>>>>>
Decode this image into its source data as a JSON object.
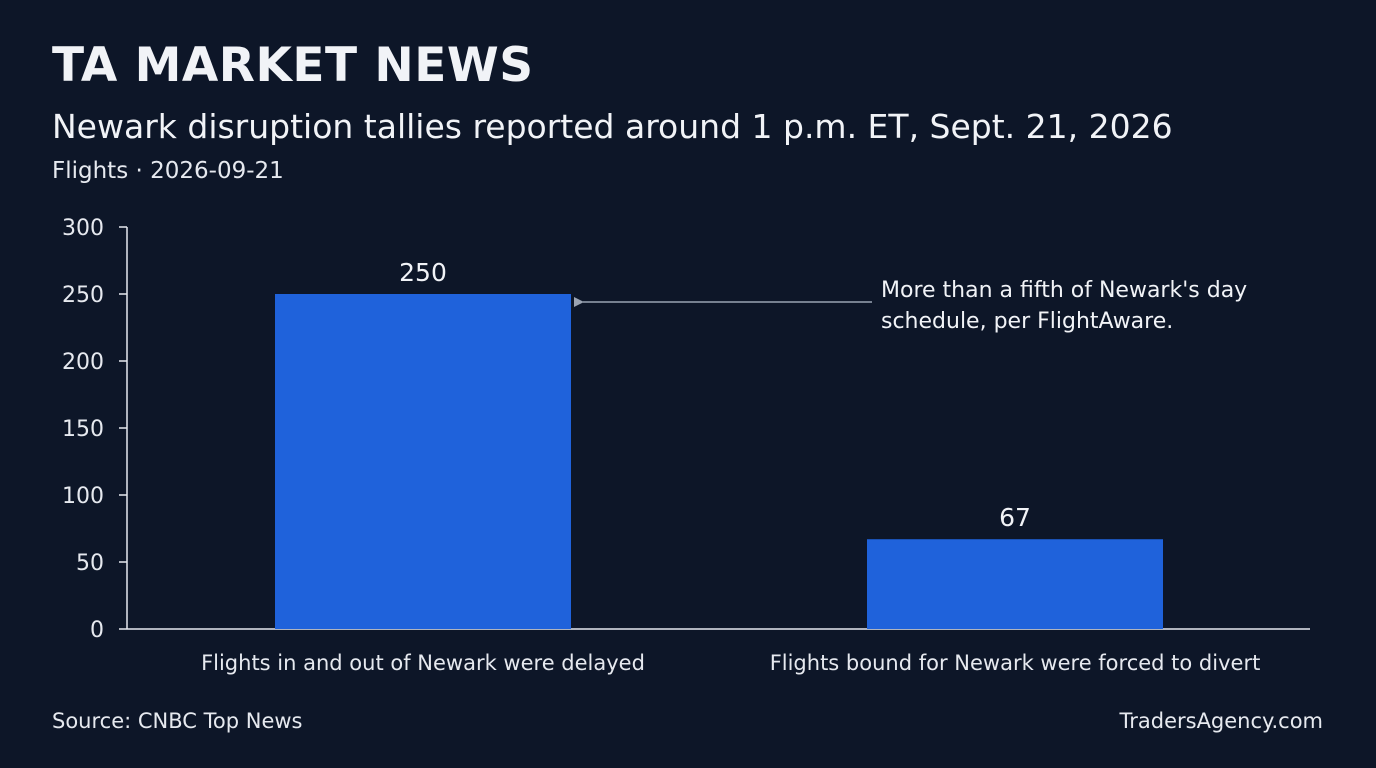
{
  "header": {
    "brand": "TA MARKET NEWS",
    "title": "Newark disruption tallies reported around 1 p.m. ET, Sept. 21, 2026",
    "subtitle": "Flights · 2026-09-21"
  },
  "footer": {
    "source": "Source: CNBC Top News",
    "site": "TradersAgency.com"
  },
  "colors": {
    "background": "#0d1628",
    "bar": "#1f62db",
    "axis": "#e6e9ef",
    "text": "#f1f3f7",
    "annotation_line": "#9aa3b2"
  },
  "chart_data": {
    "type": "bar",
    "categories": [
      "Flights in and out of Newark were delayed",
      "Flights bound for Newark were forced to divert"
    ],
    "values": [
      250,
      67
    ],
    "data_labels": [
      "250",
      "67"
    ],
    "ylim": [
      0,
      300
    ],
    "yticks": [
      0,
      50,
      100,
      150,
      200,
      250,
      300
    ],
    "grid": false,
    "legend": "none",
    "annotation": {
      "lines": [
        "More than a fifth of Newark's day",
        "schedule, per FlightAware."
      ],
      "target_category": 0,
      "target_value": 250
    }
  }
}
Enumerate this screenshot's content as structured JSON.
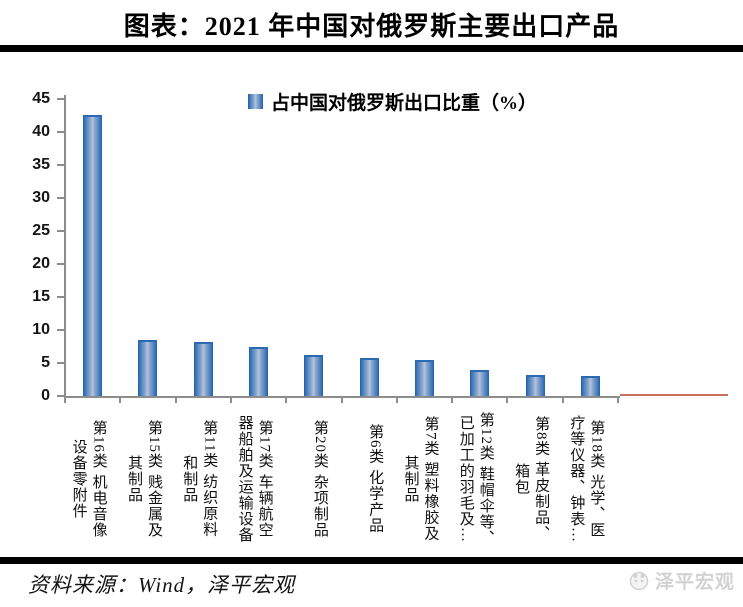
{
  "title": "图表：2021 年中国对俄罗斯主要出口产品",
  "legend": {
    "label": "占中国对俄罗斯出口比重（%）",
    "swatch_color_edge": "#1f5fae",
    "swatch_color_center": "#b3c4dc"
  },
  "source_line": "资料来源：Wind，泽平宏观",
  "watermark": {
    "label": "泽平宏观",
    "icon": "panda-logo-icon",
    "color": "#d2d2d2"
  },
  "colors": {
    "bar_edge": "#1f5fae",
    "bar_center": "#b3c4dc",
    "axis_gray": "#8c8c8c",
    "rule_black": "#000000",
    "accent_red_line": "#c96f5e"
  },
  "chart_data": {
    "type": "bar",
    "title": "图表：2021 年中国对俄罗斯主要出口产品",
    "legend_entries": [
      "占中国对俄罗斯出口比重（%）"
    ],
    "legend_position": "top-center",
    "grid": false,
    "xlabel": "",
    "ylabel": "",
    "ylim": [
      0,
      45
    ],
    "ytick_step": 5,
    "categories": [
      "第16类 机电音像\n设备零附件",
      "第15类 贱金属及\n其制品",
      "第11类 纺织原料\n和制品",
      "第17类 车辆航空\n器船舶及运输设备",
      "第20类 杂项制品",
      "第6类 化学产品",
      "第7类 塑料橡胶及\n其制品",
      "第12类 鞋帽伞等、\n已加工的羽毛及…",
      "第8类 革皮制品、\n箱包",
      "第18类 光学、医\n疗等仪器、钟表…"
    ],
    "values": [
      42.6,
      8.5,
      8.2,
      7.5,
      6.2,
      5.7,
      5.4,
      3.9,
      3.2,
      3.0
    ]
  }
}
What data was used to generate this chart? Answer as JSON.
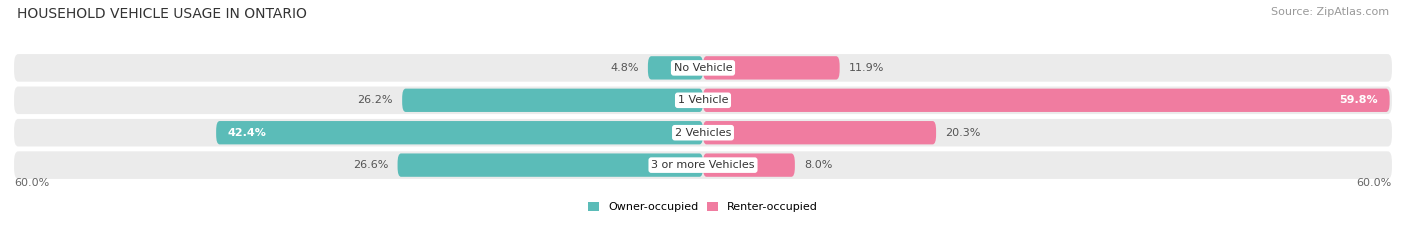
{
  "title": "HOUSEHOLD VEHICLE USAGE IN ONTARIO",
  "source": "Source: ZipAtlas.com",
  "categories": [
    "No Vehicle",
    "1 Vehicle",
    "2 Vehicles",
    "3 or more Vehicles"
  ],
  "owner_values": [
    4.8,
    26.2,
    42.4,
    26.6
  ],
  "renter_values": [
    11.9,
    59.8,
    20.3,
    8.0
  ],
  "owner_color": "#5bbcb8",
  "renter_color": "#f07ca0",
  "renter_color_strong": "#f07ca0",
  "bar_bg_color": "#ebebeb",
  "max_value": 60.0,
  "x_axis_label": "60.0%",
  "legend_owner": "Owner-occupied",
  "legend_renter": "Renter-occupied",
  "title_fontsize": 10,
  "source_fontsize": 8,
  "label_fontsize": 8,
  "category_fontsize": 8,
  "background_color": "#ffffff"
}
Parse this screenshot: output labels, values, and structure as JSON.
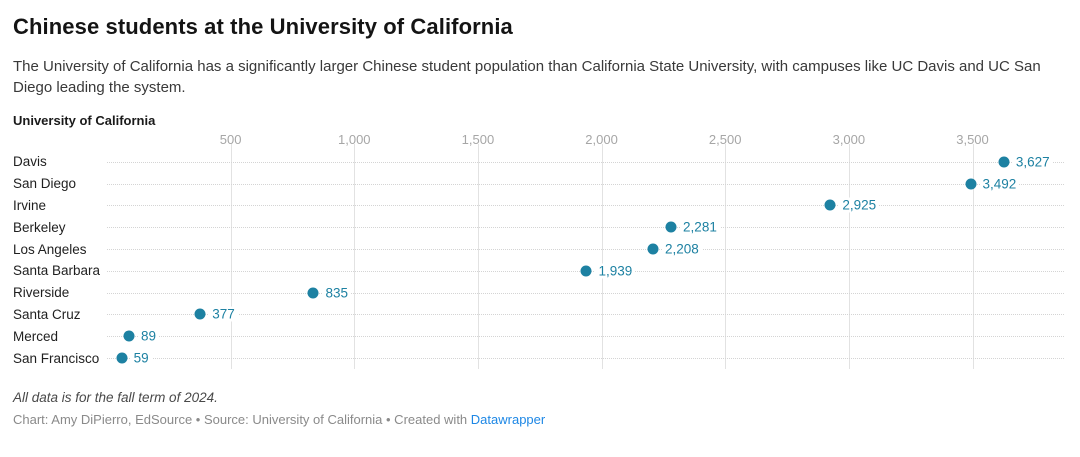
{
  "header": {
    "title": "Chinese students at the University of California",
    "description": "The University of California has a significantly larger Chinese student population than California State University, with campuses like UC Davis and UC San Diego leading the system."
  },
  "chart_data": {
    "type": "scatter",
    "subtype": "dot-plot",
    "title": "Chinese students at the University of California",
    "group_label": "University of California",
    "categories": [
      "Davis",
      "San Diego",
      "Irvine",
      "Berkeley",
      "Los Angeles",
      "Santa Barbara",
      "Riverside",
      "Santa Cruz",
      "Merced",
      "San Francisco"
    ],
    "values": [
      3627,
      3492,
      2925,
      2281,
      2208,
      1939,
      835,
      377,
      89,
      59
    ],
    "value_labels": [
      "3,627",
      "3,492",
      "2,925",
      "2,281",
      "2,208",
      "1,939",
      "835",
      "377",
      "89",
      "59"
    ],
    "xlabel": "",
    "ylabel": "",
    "xlim": [
      0,
      3870
    ],
    "x_ticks": [
      500,
      1000,
      1500,
      2000,
      2500,
      3000,
      3500
    ],
    "x_tick_labels": [
      "500",
      "1,000",
      "1,500",
      "2,000",
      "2,500",
      "3,000",
      "3,500"
    ],
    "grid": true,
    "legend_position": "none",
    "dot_color": "#1d81a2",
    "value_label_color": "#1d81a2",
    "gridline_color": "#e2e2e2",
    "leader_line_color": "#d4d4d4",
    "tick_label_color": "#a6a6a6"
  },
  "footer": {
    "note": "All data is for the fall term of 2024.",
    "byline_prefix": "Chart: Amy DiPierro, EdSource • Source: University of California • Created with ",
    "byline_link": "Datawrapper",
    "link_color": "#1d87e5"
  }
}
<<<<<
* [TASK DETAILS] Find the word "occupied" in the records and pull out each line that has it.

* [RESPONSE]
  "legend_owner": "Owner-occupied",
  "legend_renter": "Renter-occupied",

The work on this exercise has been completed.